-- Begin --

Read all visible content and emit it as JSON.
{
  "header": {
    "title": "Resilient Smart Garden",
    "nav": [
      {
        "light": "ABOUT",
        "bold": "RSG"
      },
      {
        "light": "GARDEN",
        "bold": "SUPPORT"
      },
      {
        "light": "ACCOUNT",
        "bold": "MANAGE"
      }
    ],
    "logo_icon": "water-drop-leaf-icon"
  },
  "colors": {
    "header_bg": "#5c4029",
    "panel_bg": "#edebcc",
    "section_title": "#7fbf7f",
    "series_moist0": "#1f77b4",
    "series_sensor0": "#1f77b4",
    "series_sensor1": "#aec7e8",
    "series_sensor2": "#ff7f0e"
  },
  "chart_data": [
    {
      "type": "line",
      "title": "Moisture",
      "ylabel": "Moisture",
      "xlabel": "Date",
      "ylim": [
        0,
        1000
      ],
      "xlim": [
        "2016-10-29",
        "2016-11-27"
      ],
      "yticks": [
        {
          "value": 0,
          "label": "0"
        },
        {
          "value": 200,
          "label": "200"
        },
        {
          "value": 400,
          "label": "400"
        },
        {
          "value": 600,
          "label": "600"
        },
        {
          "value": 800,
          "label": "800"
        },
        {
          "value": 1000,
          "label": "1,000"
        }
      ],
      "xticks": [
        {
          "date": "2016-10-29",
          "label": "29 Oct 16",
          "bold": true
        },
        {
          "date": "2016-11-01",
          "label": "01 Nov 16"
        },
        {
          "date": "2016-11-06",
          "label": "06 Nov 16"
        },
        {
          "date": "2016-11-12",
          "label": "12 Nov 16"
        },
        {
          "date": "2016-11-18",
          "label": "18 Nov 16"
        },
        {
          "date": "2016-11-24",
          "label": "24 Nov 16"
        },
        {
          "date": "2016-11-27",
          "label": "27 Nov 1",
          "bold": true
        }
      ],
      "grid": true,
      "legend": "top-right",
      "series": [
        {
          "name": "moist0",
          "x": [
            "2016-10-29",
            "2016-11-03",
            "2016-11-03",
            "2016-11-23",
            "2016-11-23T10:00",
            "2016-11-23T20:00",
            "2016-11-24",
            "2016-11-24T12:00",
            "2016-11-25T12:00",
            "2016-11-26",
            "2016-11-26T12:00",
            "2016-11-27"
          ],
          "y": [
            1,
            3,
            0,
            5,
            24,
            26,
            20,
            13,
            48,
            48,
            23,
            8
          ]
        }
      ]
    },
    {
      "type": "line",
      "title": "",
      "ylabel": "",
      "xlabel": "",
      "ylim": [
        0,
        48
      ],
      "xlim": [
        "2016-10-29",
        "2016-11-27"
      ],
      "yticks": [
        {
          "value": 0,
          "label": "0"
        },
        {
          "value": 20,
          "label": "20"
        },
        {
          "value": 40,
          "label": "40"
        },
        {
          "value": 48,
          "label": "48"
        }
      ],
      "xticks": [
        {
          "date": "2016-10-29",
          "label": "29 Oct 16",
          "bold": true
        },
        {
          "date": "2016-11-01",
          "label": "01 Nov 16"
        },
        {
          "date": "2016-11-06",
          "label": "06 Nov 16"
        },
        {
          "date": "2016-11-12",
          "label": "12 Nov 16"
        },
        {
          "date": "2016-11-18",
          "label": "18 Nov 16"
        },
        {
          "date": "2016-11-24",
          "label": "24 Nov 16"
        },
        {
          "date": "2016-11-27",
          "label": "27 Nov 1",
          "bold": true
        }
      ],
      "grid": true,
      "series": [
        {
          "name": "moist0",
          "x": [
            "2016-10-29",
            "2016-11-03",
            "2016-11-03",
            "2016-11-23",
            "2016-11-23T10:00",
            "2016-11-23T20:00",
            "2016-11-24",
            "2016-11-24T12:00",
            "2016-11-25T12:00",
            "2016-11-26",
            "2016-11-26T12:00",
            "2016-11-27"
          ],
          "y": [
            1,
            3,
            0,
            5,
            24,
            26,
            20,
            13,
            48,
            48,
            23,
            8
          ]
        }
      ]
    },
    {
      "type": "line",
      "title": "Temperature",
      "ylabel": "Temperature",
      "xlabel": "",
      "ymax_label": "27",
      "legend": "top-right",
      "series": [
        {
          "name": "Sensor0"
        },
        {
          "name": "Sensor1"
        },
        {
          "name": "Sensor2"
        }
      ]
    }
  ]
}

-- End --

**Stated exercise**:
Check each line of the records for the string "ylabel" and state how many lines contain it. Give only the number.

**Solved problem**:
3